Each line of the material below should be reproduced exactly.

Data records:
- - - - -

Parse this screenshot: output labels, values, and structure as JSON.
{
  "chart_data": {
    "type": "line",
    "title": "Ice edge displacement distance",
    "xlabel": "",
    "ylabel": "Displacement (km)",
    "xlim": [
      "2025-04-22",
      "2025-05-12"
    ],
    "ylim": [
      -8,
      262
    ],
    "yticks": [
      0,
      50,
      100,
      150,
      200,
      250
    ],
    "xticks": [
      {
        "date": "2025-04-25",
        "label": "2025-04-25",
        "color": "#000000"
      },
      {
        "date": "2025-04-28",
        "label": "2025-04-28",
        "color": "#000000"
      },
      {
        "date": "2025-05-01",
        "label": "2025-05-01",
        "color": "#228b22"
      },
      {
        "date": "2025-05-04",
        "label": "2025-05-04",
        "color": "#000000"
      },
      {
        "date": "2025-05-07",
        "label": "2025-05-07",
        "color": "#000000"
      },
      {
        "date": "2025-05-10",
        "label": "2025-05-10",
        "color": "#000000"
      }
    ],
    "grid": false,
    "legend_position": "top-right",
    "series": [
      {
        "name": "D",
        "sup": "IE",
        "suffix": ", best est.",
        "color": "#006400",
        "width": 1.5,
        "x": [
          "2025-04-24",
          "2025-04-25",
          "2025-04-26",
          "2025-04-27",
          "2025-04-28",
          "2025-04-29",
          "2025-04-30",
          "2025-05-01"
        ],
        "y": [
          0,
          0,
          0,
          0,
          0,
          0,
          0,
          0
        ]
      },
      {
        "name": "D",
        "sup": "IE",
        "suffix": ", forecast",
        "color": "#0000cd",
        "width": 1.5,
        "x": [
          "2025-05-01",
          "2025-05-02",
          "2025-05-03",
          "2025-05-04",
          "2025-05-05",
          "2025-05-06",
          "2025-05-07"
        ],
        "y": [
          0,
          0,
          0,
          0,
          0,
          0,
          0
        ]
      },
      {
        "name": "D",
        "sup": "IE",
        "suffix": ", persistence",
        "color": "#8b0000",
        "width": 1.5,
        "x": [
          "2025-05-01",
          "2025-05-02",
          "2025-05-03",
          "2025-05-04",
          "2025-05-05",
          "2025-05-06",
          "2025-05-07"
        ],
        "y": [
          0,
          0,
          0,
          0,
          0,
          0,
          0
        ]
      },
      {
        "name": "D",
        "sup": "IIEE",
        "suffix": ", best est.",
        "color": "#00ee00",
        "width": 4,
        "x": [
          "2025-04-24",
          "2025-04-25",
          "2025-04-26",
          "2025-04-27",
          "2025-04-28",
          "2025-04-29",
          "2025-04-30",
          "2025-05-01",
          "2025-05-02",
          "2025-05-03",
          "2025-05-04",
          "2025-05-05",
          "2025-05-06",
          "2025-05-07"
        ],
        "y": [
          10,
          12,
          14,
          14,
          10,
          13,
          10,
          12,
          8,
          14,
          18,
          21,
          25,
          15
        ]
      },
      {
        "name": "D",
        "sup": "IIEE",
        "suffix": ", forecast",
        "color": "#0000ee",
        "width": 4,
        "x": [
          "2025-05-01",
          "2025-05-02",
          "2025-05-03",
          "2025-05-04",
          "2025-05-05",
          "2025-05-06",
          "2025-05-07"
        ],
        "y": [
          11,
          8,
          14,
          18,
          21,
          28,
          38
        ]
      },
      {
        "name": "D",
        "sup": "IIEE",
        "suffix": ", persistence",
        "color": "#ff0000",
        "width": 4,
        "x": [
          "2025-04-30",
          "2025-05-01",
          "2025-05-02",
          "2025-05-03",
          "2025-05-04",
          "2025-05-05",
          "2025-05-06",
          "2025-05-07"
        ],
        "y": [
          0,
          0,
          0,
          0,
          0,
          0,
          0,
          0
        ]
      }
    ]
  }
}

- - - - -

Response for this exercise:
Parse this screenshot: output labels, values, and structure as JSON.
{
  "chart_data": {
    "type": "line",
    "title": "Ice edge displacement distance",
    "xlabel": "",
    "ylabel": "Displacement (km)",
    "xlim": [
      "2025-04-22",
      "2025-05-12"
    ],
    "ylim": [
      -8,
      262
    ],
    "yticks": [
      0,
      50,
      100,
      150,
      200,
      250
    ],
    "xticks": [
      {
        "date": "2025-04-25",
        "label": "2025-04-25",
        "color": "#000000"
      },
      {
        "date": "2025-04-28",
        "label": "2025-04-28",
        "color": "#000000"
      },
      {
        "date": "2025-05-01",
        "label": "2025-05-01",
        "color": "#228b22"
      },
      {
        "date": "2025-05-04",
        "label": "2025-05-04",
        "color": "#000000"
      },
      {
        "date": "2025-05-07",
        "label": "2025-05-07",
        "color": "#000000"
      },
      {
        "date": "2025-05-10",
        "label": "2025-05-10",
        "color": "#000000"
      }
    ],
    "grid": false,
    "legend_position": "top-right",
    "series": [
      {
        "name": "D",
        "sup": "IE",
        "suffix": ", best est.",
        "color": "#006400",
        "width": 1.5,
        "x": [
          "2025-04-24",
          "2025-04-25",
          "2025-04-26",
          "2025-04-27",
          "2025-04-28",
          "2025-04-29",
          "2025-04-30",
          "2025-05-01"
        ],
        "y": [
          0,
          0,
          0,
          0,
          0,
          0,
          0,
          0
        ]
      },
      {
        "name": "D",
        "sup": "IE",
        "suffix": ", forecast",
        "color": "#0000cd",
        "width": 1.5,
        "x": [
          "2025-05-01",
          "2025-05-02",
          "2025-05-03",
          "2025-05-04",
          "2025-05-05",
          "2025-05-06",
          "2025-05-07"
        ],
        "y": [
          0,
          0,
          0,
          0,
          0,
          0,
          0
        ]
      },
      {
        "name": "D",
        "sup": "IE",
        "suffix": ", persistence",
        "color": "#8b0000",
        "width": 1.5,
        "x": [
          "2025-05-01",
          "2025-05-02",
          "2025-05-03",
          "2025-05-04",
          "2025-05-05",
          "2025-05-06",
          "2025-05-07"
        ],
        "y": [
          0,
          0,
          0,
          0,
          0,
          0,
          0
        ]
      },
      {
        "name": "D",
        "sup": "IIEE",
        "suffix": ", best est.",
        "color": "#00ee00",
        "width": 4,
        "x": [
          "2025-04-24",
          "2025-04-25",
          "2025-04-26",
          "2025-04-27",
          "2025-04-28",
          "2025-04-29",
          "2025-04-30",
          "2025-05-01",
          "2025-05-02",
          "2025-05-03",
          "2025-05-04",
          "2025-05-05",
          "2025-05-06",
          "2025-05-07"
        ],
        "y": [
          10,
          12,
          14,
          14,
          10,
          13,
          10,
          12,
          8,
          14,
          18,
          21,
          25,
          15
        ]
      },
      {
        "name": "D",
        "sup": "IIEE",
        "suffix": ", forecast",
        "color": "#0000ee",
        "width": 4,
        "x": [
          "2025-05-01",
          "2025-05-02",
          "2025-05-03",
          "2025-05-04",
          "2025-05-05",
          "2025-05-06",
          "2025-05-07"
        ],
        "y": [
          11,
          8,
          14,
          18,
          21,
          28,
          38
        ]
      },
      {
        "name": "D",
        "sup": "IIEE",
        "suffix": ", persistence",
        "color": "#ff0000",
        "width": 4,
        "x": [
          "2025-04-30",
          "2025-05-01",
          "2025-05-02",
          "2025-05-03",
          "2025-05-04",
          "2025-05-05",
          "2025-05-06",
          "2025-05-07"
        ],
        "y": [
          0,
          0,
          0,
          0,
          0,
          0,
          0,
          0
        ]
      }
    ]
  }
}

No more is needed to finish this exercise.